**WHAT THE EXERCISE ASKS:** List each line holding the string "pije".
** BEGIN DATA EXCERPTS **
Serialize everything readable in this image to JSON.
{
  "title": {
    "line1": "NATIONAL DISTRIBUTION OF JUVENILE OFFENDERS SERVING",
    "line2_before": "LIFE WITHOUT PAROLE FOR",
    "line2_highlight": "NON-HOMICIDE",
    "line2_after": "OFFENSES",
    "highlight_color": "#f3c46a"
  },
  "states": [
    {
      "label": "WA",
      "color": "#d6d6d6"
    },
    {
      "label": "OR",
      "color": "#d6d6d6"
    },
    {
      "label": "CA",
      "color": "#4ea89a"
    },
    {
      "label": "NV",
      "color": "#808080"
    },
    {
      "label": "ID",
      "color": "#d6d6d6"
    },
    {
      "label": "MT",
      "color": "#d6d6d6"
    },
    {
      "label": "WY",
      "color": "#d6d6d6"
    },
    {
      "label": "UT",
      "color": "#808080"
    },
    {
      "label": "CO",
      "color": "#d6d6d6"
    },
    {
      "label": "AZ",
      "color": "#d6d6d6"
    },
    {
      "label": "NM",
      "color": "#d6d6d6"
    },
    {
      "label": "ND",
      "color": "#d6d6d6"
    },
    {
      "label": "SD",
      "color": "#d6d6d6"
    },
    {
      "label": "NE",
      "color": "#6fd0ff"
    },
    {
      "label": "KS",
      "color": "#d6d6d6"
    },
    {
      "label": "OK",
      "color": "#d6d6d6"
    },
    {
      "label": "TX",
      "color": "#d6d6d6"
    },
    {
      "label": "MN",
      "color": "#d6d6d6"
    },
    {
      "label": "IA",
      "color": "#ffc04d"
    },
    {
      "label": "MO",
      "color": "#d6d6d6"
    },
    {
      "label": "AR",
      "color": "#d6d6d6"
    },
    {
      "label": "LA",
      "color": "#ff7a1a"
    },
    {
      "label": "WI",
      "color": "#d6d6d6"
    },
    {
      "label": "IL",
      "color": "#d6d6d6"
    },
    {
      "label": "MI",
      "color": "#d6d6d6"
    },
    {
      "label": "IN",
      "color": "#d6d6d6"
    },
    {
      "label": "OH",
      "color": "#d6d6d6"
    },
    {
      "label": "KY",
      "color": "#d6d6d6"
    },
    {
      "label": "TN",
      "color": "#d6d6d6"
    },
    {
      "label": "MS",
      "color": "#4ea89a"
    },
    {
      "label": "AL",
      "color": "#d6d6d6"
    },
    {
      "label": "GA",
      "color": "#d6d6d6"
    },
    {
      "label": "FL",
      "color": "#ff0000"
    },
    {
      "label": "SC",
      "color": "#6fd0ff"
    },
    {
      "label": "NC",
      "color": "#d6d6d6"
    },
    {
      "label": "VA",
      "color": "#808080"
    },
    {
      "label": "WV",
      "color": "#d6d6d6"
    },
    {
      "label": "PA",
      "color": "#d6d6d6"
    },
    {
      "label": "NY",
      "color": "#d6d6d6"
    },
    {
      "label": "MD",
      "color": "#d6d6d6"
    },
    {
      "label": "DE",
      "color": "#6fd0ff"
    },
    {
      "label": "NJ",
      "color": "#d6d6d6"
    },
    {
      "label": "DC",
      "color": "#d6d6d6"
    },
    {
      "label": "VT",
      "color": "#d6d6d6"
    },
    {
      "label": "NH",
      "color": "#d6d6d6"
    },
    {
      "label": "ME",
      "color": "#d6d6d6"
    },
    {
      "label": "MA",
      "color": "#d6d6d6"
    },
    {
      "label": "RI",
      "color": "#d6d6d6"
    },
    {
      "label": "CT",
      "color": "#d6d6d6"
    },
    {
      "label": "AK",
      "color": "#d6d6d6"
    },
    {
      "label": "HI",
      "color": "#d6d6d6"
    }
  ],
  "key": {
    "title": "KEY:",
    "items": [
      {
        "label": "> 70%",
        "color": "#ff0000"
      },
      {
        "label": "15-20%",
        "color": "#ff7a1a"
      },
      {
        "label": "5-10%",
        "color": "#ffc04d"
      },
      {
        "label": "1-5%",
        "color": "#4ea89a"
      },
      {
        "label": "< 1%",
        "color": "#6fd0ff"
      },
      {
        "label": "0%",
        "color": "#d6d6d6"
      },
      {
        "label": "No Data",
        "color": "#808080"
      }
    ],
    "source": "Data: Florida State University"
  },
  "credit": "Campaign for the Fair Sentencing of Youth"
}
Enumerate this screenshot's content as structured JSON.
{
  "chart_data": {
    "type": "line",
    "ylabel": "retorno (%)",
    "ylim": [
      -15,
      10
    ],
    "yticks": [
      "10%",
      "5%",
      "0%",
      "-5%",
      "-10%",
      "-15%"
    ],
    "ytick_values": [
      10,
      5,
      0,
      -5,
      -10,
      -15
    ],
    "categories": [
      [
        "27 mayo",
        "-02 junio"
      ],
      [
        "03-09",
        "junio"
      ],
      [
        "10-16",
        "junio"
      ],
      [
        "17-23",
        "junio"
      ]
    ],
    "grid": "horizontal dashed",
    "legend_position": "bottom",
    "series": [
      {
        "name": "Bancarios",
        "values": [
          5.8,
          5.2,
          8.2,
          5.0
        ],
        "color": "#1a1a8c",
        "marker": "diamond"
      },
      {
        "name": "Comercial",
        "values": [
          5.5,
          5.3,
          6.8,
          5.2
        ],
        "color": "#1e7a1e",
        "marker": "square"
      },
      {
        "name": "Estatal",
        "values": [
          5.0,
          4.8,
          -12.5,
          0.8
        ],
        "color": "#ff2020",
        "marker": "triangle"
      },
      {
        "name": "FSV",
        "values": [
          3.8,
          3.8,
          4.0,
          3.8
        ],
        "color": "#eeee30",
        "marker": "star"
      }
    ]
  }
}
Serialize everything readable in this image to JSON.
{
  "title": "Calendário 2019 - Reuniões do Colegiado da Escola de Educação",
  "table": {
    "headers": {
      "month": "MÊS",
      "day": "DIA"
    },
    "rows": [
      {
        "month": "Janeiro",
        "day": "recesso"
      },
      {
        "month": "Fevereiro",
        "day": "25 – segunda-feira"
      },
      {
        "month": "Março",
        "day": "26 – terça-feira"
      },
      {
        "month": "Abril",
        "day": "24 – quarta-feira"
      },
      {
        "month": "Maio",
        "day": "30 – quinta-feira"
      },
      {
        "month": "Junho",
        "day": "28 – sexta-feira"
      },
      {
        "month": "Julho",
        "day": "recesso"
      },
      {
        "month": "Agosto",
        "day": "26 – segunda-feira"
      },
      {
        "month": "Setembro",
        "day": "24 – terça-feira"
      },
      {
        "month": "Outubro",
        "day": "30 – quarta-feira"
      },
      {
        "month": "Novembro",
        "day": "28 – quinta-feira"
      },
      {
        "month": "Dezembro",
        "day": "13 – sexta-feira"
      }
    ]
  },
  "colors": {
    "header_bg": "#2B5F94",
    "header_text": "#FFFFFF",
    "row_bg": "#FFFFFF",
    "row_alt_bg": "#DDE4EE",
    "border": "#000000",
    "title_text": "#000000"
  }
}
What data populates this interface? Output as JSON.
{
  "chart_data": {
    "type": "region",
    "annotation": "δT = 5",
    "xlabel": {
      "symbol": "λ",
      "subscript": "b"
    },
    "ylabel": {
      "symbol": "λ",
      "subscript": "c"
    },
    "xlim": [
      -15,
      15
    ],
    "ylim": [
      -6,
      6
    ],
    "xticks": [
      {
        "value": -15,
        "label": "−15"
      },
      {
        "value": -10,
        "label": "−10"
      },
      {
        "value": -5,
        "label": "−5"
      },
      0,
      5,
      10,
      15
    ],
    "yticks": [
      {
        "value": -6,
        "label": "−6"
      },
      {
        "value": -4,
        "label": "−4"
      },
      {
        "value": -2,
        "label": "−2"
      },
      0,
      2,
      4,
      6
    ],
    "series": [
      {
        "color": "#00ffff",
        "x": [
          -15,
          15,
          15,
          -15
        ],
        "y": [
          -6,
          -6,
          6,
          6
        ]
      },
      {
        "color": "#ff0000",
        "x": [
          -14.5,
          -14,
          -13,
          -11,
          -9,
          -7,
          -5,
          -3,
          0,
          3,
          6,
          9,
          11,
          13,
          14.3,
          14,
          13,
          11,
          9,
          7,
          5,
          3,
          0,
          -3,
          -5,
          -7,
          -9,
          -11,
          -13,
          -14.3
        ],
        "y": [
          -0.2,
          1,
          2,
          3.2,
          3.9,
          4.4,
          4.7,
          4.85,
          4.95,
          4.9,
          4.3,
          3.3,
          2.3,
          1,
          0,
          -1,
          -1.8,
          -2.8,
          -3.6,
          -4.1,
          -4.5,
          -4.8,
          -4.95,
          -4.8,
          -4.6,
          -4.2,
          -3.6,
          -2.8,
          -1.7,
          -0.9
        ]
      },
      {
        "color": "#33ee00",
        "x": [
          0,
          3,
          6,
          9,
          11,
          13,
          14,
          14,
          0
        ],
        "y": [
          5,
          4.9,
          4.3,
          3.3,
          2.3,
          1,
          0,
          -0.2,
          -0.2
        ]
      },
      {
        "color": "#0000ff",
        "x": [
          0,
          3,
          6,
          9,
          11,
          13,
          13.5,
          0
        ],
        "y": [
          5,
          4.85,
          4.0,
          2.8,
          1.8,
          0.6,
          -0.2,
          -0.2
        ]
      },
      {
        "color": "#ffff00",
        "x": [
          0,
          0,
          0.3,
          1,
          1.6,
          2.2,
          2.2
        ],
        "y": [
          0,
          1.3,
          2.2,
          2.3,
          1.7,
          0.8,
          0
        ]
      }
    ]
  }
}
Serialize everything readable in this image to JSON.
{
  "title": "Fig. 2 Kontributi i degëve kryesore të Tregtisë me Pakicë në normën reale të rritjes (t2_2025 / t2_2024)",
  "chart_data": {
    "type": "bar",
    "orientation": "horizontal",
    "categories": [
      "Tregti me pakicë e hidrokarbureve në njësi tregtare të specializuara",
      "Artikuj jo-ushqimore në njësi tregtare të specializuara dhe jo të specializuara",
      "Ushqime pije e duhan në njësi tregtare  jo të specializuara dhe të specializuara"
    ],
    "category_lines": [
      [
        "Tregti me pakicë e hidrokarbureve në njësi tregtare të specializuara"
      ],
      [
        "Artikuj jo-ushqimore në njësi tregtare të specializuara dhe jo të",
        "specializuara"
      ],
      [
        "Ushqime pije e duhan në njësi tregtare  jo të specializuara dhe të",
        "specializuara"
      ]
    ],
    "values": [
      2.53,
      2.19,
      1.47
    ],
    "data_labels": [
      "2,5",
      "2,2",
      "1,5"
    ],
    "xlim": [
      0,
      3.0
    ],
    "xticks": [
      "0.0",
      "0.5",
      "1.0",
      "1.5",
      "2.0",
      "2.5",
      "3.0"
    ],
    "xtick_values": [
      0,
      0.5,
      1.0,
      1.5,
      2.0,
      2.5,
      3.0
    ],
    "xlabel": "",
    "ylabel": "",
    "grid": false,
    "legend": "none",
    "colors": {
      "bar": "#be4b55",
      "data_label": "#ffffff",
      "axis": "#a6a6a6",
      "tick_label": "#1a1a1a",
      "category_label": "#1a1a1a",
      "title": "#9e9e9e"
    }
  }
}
** END DATA EXCERPTS **
**COMPLETED TASK:**
      "Ushqime pije e duhan në njësi tregtare  jo të specializuara dhe të specializuara"
        "Ushqime pije e duhan në njësi tregtare  jo të specializuara dhe të",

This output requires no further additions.